Records from a dataset:
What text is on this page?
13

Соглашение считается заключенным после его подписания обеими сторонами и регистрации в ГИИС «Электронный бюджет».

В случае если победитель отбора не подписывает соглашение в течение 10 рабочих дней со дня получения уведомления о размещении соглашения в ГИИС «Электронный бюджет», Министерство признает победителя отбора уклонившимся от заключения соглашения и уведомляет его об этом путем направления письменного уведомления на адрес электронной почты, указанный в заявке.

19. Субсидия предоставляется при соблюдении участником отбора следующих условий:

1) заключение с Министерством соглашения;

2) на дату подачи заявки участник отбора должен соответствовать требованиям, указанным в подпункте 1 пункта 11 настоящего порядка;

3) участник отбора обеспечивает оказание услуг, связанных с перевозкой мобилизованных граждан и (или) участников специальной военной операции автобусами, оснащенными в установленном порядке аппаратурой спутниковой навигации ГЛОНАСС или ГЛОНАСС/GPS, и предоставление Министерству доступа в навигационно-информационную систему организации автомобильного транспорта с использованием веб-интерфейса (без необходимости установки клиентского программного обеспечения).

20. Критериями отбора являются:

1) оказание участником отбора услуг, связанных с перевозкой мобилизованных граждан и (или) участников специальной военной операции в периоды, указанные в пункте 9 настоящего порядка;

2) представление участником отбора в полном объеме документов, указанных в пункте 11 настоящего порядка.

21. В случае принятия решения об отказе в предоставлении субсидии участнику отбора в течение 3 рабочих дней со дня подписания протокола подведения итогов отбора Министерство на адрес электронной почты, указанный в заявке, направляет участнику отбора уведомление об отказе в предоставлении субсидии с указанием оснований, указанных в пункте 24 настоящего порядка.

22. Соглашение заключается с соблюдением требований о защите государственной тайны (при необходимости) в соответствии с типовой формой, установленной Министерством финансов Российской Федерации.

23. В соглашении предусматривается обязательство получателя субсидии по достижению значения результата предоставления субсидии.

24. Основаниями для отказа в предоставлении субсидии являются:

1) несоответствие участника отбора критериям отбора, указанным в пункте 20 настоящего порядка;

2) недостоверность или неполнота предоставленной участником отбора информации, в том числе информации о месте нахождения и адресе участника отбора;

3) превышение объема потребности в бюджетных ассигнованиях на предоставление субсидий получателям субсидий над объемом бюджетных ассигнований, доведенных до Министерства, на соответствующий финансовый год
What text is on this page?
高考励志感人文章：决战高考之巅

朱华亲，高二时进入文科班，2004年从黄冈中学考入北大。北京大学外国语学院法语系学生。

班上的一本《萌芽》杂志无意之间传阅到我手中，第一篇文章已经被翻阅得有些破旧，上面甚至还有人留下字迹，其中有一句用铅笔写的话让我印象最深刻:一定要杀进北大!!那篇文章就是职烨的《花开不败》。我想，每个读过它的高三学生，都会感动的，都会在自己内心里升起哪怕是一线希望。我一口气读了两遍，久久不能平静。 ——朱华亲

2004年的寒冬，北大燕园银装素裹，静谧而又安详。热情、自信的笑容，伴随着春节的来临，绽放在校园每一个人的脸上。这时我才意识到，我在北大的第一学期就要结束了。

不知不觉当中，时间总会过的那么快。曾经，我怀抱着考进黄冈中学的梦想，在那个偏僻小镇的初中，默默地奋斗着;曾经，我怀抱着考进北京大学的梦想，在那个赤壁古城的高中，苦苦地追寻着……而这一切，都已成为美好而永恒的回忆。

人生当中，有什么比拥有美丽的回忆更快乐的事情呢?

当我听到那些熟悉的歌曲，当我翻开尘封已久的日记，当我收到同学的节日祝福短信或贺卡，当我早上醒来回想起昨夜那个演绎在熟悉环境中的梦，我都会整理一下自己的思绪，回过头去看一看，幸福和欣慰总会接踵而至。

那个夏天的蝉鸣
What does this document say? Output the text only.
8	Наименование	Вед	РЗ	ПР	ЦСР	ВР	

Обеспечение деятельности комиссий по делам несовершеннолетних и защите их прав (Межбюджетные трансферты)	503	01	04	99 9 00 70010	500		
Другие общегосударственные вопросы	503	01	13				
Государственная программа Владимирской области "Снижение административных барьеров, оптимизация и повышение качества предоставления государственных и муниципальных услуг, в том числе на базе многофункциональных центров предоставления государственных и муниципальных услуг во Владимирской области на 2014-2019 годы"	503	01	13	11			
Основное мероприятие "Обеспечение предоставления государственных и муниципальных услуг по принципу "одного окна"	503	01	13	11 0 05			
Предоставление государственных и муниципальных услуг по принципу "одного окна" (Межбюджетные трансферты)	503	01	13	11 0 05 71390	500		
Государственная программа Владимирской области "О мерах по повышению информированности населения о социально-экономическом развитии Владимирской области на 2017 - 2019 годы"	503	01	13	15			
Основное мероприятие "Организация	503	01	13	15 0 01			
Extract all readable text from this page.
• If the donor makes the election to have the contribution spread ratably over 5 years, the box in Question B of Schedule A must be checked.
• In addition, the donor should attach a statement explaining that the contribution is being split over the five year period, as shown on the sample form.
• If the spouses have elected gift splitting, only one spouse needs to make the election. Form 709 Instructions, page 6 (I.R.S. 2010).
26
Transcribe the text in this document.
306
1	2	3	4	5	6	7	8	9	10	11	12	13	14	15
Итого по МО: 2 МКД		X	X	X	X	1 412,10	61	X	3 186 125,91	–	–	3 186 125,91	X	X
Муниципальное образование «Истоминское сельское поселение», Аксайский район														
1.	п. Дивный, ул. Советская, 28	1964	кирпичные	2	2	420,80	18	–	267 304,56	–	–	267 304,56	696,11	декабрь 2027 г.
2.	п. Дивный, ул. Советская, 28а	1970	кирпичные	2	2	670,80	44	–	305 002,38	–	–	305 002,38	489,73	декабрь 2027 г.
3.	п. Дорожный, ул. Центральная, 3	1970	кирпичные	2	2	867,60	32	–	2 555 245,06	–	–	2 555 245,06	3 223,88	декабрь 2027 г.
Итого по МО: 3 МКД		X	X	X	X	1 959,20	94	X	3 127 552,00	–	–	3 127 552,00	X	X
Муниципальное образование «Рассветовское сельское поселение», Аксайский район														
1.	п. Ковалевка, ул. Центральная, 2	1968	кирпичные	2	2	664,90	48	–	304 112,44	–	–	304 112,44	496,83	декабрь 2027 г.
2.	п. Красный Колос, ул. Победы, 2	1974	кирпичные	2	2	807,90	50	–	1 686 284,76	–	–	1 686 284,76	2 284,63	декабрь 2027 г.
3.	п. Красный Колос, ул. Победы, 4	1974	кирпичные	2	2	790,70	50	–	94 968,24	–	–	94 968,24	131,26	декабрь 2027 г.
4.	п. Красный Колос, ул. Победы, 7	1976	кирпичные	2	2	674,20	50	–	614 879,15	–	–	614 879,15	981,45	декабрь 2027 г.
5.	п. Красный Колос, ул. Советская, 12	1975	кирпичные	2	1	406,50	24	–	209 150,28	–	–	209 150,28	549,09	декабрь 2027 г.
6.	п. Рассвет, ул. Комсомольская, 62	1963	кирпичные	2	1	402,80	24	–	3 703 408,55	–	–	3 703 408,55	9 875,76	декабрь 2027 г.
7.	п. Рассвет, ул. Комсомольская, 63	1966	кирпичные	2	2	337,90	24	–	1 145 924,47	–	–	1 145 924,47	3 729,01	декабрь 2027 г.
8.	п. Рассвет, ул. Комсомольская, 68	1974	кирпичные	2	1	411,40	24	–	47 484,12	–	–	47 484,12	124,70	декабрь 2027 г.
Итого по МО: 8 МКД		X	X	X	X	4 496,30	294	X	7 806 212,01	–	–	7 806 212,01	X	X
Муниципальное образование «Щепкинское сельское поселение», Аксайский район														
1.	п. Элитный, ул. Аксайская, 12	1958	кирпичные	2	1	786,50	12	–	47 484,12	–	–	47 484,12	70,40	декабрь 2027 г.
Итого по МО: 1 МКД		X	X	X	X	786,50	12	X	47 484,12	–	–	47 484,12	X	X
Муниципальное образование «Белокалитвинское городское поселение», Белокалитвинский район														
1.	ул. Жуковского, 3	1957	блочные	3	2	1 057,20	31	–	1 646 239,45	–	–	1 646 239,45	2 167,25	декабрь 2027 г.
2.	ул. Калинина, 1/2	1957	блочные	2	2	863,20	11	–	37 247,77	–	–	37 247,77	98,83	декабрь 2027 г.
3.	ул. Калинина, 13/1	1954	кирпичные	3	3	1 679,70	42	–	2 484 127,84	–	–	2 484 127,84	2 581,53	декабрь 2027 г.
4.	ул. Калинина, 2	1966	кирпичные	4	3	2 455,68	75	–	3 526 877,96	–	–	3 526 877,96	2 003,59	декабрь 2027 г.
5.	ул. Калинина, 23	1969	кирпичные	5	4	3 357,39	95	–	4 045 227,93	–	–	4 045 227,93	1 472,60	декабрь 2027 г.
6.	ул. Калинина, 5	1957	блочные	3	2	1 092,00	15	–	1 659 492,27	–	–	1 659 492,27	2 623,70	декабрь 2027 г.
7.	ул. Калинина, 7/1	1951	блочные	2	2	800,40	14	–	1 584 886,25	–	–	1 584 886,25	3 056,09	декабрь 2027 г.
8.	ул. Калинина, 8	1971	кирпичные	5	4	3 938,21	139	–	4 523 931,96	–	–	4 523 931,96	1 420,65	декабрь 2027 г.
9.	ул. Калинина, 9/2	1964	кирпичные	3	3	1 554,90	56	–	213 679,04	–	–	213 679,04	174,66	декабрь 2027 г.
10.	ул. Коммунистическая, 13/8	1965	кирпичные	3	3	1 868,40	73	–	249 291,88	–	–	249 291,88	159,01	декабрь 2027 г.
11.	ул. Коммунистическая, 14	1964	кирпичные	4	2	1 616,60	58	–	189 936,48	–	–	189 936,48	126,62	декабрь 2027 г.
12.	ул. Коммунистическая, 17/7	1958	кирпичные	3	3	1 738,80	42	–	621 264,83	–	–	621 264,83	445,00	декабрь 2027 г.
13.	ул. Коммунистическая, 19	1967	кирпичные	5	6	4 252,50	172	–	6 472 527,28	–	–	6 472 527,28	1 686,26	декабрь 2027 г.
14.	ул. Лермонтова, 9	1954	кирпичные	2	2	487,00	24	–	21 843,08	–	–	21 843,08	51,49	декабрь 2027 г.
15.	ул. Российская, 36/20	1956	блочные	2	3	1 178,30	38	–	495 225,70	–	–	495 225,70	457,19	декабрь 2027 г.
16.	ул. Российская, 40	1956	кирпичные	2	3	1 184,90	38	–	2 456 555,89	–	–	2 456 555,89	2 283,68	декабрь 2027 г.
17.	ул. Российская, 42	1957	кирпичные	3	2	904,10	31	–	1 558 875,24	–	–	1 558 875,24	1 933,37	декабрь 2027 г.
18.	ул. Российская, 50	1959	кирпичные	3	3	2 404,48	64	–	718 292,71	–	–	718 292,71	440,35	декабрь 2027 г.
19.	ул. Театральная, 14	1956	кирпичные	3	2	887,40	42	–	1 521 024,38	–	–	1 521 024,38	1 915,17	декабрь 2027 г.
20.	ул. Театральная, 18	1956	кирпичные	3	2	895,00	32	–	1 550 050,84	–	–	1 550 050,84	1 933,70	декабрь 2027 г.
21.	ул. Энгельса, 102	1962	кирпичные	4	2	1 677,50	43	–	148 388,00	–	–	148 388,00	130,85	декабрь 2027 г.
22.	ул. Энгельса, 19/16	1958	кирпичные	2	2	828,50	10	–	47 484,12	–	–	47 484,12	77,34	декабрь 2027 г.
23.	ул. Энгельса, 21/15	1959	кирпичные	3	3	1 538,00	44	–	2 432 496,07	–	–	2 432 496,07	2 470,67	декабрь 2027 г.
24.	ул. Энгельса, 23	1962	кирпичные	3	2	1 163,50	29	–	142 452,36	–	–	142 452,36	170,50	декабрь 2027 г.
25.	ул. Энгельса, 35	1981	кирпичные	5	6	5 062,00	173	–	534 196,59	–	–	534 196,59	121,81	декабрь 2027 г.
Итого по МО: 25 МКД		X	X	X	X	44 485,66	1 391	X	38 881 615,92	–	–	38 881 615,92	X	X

WHAT YOU ARE ASKED TO DO
Go through the material and copy out every line with "области" in it.

SOLVED EXERCISE
Государственная программа Владимирской области "Снижение административных барьеров, оптимизация и повышение качества предоставления государственных и муниципальных услуг, в том числе на базе многофункциональных центров предоставления государственных и муниципальных услуг во Владимирской области на 2014-2019 годы"	503	01	13	11			
Государственная программа Владимирской области "О мерах по повышению информированности населения о социально-экономическом развитии Владимирской области на 2017 - 2019 годы"	503	01	13	15			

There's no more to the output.